[Data records]:
## START

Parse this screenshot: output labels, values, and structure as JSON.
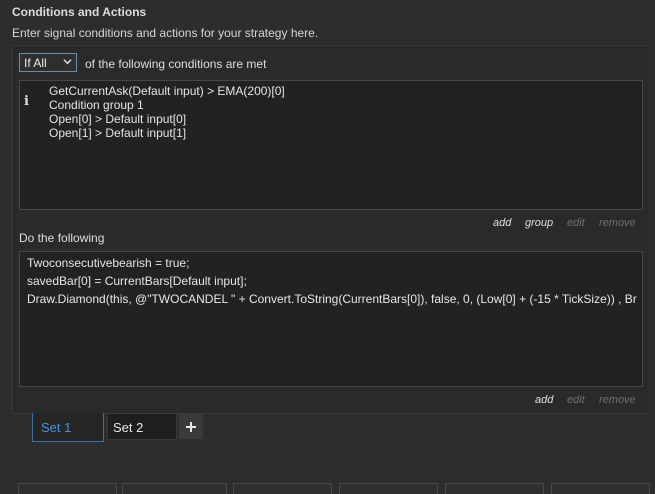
{
  "header": {
    "title": "Conditions and Actions",
    "subtitle": "Enter signal conditions and actions for your strategy here."
  },
  "conditions": {
    "mode_selected": "If All",
    "mode_label": "of the following conditions are met",
    "lines": [
      "GetCurrentAsk(Default input) > EMA(200)[0]",
      "Condition group 1",
      "Open[0] > Default input[0]",
      "Open[1] > Default input[1]"
    ],
    "actions": {
      "add": "add",
      "group": "group",
      "edit": "edit",
      "remove": "remove"
    }
  },
  "do_following": {
    "label": "Do the following",
    "lines": [
      "Twoconsecutivebearish = true;",
      "savedBar[0] = CurrentBars[Default input];",
      "Draw.Diamond(this, @\"TWOCANDEL \" + Convert.ToString(CurrentBars[0]), false, 0, (Low[0] + (-15 * TickSize)) , Br"
    ],
    "actions": {
      "add": "add",
      "edit": "edit",
      "remove": "remove"
    }
  },
  "sets": {
    "tabs": [
      "Set 1",
      "Set 2"
    ],
    "active_index": 0,
    "add_symbol": "+"
  },
  "colors": {
    "accent": "#4a90e2",
    "background": "#2d2d2d",
    "editor_bg": "#222222"
  },
  "icons": {
    "info": "info-icon",
    "dropdown": "chevron-down-icon",
    "add_set": "plus-icon"
  }
}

## END

[Task to complete]: Write every entry out again exactly, dropping the pictures.

[Task result]:
Parse this screenshot: output labels, values, and structure as JSON.
{
  "header": {
    "title": "Conditions and Actions",
    "subtitle": "Enter signal conditions and actions for your strategy here."
  },
  "conditions": {
    "mode_selected": "If All",
    "mode_label": "of the following conditions are met",
    "lines": [
      "GetCurrentAsk(Default input) > EMA(200)[0]",
      "Condition group 1",
      "Open[0] > Default input[0]",
      "Open[1] > Default input[1]"
    ],
    "actions": {
      "add": "add",
      "group": "group",
      "edit": "edit",
      "remove": "remove"
    }
  },
  "do_following": {
    "label": "Do the following",
    "lines": [
      "Twoconsecutivebearish = true;",
      "savedBar[0] = CurrentBars[Default input];",
      "Draw.Diamond(this, @\"TWOCANDEL \" + Convert.ToString(CurrentBars[0]), false, 0, (Low[0] + (-15 * TickSize)) , Br"
    ],
    "actions": {
      "add": "add",
      "edit": "edit",
      "remove": "remove"
    }
  },
  "sets": {
    "tabs": [
      "Set 1",
      "Set 2"
    ],
    "active_index": 0,
    "add_symbol": "+"
  },
  "colors": {
    "accent": "#4a90e2",
    "background": "#2d2d2d",
    "editor_bg": "#222222"
  },
  "icons": {
    "info": "info-icon",
    "dropdown": "chevron-down-icon",
    "add_set": "plus-icon"
  }
}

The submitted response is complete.